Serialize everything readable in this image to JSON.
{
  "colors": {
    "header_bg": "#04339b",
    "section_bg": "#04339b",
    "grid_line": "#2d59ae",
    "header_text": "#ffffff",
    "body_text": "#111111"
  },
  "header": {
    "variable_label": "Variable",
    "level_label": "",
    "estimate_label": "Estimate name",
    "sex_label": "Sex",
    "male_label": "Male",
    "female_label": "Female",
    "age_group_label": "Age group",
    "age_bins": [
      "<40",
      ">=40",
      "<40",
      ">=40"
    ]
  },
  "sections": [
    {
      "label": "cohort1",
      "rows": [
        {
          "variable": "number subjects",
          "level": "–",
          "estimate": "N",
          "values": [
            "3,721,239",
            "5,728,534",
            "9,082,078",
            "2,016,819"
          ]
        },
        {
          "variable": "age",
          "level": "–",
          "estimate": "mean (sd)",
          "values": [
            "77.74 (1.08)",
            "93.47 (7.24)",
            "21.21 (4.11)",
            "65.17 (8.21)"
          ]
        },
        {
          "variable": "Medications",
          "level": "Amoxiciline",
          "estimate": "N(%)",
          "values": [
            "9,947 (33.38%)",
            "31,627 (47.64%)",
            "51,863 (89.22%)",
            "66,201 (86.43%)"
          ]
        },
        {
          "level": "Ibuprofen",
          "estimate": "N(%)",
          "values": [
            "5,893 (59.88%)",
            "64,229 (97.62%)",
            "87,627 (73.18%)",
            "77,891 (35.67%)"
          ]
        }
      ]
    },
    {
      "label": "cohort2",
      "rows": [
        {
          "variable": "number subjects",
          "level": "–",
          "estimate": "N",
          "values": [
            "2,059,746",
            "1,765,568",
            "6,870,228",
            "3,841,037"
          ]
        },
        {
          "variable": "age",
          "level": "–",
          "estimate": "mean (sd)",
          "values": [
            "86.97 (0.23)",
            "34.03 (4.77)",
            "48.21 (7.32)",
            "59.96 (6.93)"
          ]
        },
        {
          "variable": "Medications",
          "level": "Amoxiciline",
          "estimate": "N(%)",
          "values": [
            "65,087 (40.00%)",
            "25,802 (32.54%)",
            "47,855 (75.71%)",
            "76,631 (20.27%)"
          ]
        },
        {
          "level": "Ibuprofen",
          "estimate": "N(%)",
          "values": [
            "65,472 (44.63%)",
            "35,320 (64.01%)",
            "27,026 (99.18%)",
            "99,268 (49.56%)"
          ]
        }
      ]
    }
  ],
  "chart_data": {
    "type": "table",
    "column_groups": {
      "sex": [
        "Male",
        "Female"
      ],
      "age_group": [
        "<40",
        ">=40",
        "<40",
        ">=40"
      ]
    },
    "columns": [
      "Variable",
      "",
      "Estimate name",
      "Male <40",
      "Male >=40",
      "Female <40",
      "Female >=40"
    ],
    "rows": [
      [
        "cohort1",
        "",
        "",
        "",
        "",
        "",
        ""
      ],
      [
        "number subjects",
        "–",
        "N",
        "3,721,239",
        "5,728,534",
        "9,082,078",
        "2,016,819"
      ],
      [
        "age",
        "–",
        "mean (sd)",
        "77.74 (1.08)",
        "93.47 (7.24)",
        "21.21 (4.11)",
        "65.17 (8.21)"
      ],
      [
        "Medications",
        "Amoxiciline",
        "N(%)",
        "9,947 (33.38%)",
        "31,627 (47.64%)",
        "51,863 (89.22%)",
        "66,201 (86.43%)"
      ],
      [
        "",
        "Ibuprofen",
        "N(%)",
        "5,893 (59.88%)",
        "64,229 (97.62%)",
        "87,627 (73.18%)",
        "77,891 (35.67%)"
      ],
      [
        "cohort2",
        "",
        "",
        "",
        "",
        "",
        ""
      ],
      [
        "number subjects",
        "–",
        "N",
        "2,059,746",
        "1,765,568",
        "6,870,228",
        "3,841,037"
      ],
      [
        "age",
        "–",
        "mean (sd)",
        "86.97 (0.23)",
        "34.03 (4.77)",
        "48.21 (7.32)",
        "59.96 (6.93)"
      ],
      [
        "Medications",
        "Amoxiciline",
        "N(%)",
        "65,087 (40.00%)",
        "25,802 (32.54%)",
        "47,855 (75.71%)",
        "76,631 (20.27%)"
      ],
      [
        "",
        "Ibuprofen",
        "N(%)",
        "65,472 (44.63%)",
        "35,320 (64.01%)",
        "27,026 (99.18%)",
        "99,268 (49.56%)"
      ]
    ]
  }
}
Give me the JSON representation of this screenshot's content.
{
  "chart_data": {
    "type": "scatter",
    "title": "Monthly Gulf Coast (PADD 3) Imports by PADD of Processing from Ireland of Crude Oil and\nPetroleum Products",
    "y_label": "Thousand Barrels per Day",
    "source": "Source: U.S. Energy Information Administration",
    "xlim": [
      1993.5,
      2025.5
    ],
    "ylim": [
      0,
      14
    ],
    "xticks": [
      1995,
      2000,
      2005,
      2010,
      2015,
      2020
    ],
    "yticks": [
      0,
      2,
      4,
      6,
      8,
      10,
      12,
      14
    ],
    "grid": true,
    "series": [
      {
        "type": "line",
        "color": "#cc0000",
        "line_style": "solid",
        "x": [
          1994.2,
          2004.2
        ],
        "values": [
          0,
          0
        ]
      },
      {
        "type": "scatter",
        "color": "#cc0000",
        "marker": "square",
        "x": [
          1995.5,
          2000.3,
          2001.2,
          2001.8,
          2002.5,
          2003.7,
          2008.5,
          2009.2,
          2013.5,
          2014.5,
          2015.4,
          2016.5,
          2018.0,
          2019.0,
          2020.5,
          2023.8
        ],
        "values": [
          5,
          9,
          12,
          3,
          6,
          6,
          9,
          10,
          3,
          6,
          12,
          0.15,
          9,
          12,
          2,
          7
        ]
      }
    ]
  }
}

#### Exercise task:
Reproduce every record, matching each line exactly.

#### Task answer:
Serialize everything readable in this image to JSON.
{
  "colors": {
    "header_bg": "#04339b",
    "section_bg": "#04339b",
    "grid_line": "#2d59ae",
    "header_text": "#ffffff",
    "body_text": "#111111"
  },
  "header": {
    "variable_label": "Variable",
    "level_label": "",
    "estimate_label": "Estimate name",
    "sex_label": "Sex",
    "male_label": "Male",
    "female_label": "Female",
    "age_group_label": "Age group",
    "age_bins": [
      "<40",
      ">=40",
      "<40",
      ">=40"
    ]
  },
  "sections": [
    {
      "label": "cohort1",
      "rows": [
        {
          "variable": "number subjects",
          "level": "–",
          "estimate": "N",
          "values": [
            "3,721,239",
            "5,728,534",
            "9,082,078",
            "2,016,819"
          ]
        },
        {
          "variable": "age",
          "level": "–",
          "estimate": "mean (sd)",
          "values": [
            "77.74 (1.08)",
            "93.47 (7.24)",
            "21.21 (4.11)",
            "65.17 (8.21)"
          ]
        },
        {
          "variable": "Medications",
          "level": "Amoxiciline",
          "estimate": "N(%)",
          "values": [
            "9,947 (33.38%)",
            "31,627 (47.64%)",
            "51,863 (89.22%)",
            "66,201 (86.43%)"
          ]
        },
        {
          "level": "Ibuprofen",
          "estimate": "N(%)",
          "values": [
            "5,893 (59.88%)",
            "64,229 (97.62%)",
            "87,627 (73.18%)",
            "77,891 (35.67%)"
          ]
        }
      ]
    },
    {
      "label": "cohort2",
      "rows": [
        {
          "variable": "number subjects",
          "level": "–",
          "estimate": "N",
          "values": [
            "2,059,746",
            "1,765,568",
            "6,870,228",
            "3,841,037"
          ]
        },
        {
          "variable": "age",
          "level": "–",
          "estimate": "mean (sd)",
          "values": [
            "86.97 (0.23)",
            "34.03 (4.77)",
            "48.21 (7.32)",
            "59.96 (6.93)"
          ]
        },
        {
          "variable": "Medications",
          "level": "Amoxiciline",
          "estimate": "N(%)",
          "values": [
            "65,087 (40.00%)",
            "25,802 (32.54%)",
            "47,855 (75.71%)",
            "76,631 (20.27%)"
          ]
        },
        {
          "level": "Ibuprofen",
          "estimate": "N(%)",
          "values": [
            "65,472 (44.63%)",
            "35,320 (64.01%)",
            "27,026 (99.18%)",
            "99,268 (49.56%)"
          ]
        }
      ]
    }
  ],
  "chart_data": {
    "type": "table",
    "column_groups": {
      "sex": [
        "Male",
        "Female"
      ],
      "age_group": [
        "<40",
        ">=40",
        "<40",
        ">=40"
      ]
    },
    "columns": [
      "Variable",
      "",
      "Estimate name",
      "Male <40",
      "Male >=40",
      "Female <40",
      "Female >=40"
    ],
    "rows": [
      [
        "cohort1",
        "",
        "",
        "",
        "",
        "",
        ""
      ],
      [
        "number subjects",
        "–",
        "N",
        "3,721,239",
        "5,728,534",
        "9,082,078",
        "2,016,819"
      ],
      [
        "age",
        "–",
        "mean (sd)",
        "77.74 (1.08)",
        "93.47 (7.24)",
        "21.21 (4.11)",
        "65.17 (8.21)"
      ],
      [
        "Medications",
        "Amoxiciline",
        "N(%)",
        "9,947 (33.38%)",
        "31,627 (47.64%)",
        "51,863 (89.22%)",
        "66,201 (86.43%)"
      ],
      [
        "",
        "Ibuprofen",
        "N(%)",
        "5,893 (59.88%)",
        "64,229 (97.62%)",
        "87,627 (73.18%)",
        "77,891 (35.67%)"
      ],
      [
        "cohort2",
        "",
        "",
        "",
        "",
        "",
        ""
      ],
      [
        "number subjects",
        "–",
        "N",
        "2,059,746",
        "1,765,568",
        "6,870,228",
        "3,841,037"
      ],
      [
        "age",
        "–",
        "mean (sd)",
        "86.97 (0.23)",
        "34.03 (4.77)",
        "48.21 (7.32)",
        "59.96 (6.93)"
      ],
      [
        "Medications",
        "Amoxiciline",
        "N(%)",
        "65,087 (40.00%)",
        "25,802 (32.54%)",
        "47,855 (75.71%)",
        "76,631 (20.27%)"
      ],
      [
        "",
        "Ibuprofen",
        "N(%)",
        "65,472 (44.63%)",
        "35,320 (64.01%)",
        "27,026 (99.18%)",
        "99,268 (49.56%)"
      ]
    ]
  }
}
Give me the JSON representation of this screenshot's content.
{
  "chart_data": {
    "type": "scatter",
    "title": "Monthly Gulf Coast (PADD 3) Imports by PADD of Processing from Ireland of Crude Oil and\nPetroleum Products",
    "y_label": "Thousand Barrels per Day",
    "source": "Source: U.S. Energy Information Administration",
    "xlim": [
      1993.5,
      2025.5
    ],
    "ylim": [
      0,
      14
    ],
    "xticks": [
      1995,
      2000,
      2005,
      2010,
      2015,
      2020
    ],
    "yticks": [
      0,
      2,
      4,
      6,
      8,
      10,
      12,
      14
    ],
    "grid": true,
    "series": [
      {
        "type": "line",
        "color": "#cc0000",
        "line_style": "solid",
        "x": [
          1994.2,
          2004.2
        ],
        "values": [
          0,
          0
        ]
      },
      {
        "type": "scatter",
        "color": "#cc0000",
        "marker": "square",
        "x": [
          1995.5,
          2000.3,
          2001.2,
          2001.8,
          2002.5,
          2003.7,
          2008.5,
          2009.2,
          2013.5,
          2014.5,
          2015.4,
          2016.5,
          2018.0,
          2019.0,
          2020.5,
          2023.8
        ],
        "values": [
          5,
          9,
          12,
          3,
          6,
          6,
          9,
          10,
          3,
          6,
          12,
          0.15,
          9,
          12,
          2,
          7
        ]
      }
    ]
  }
}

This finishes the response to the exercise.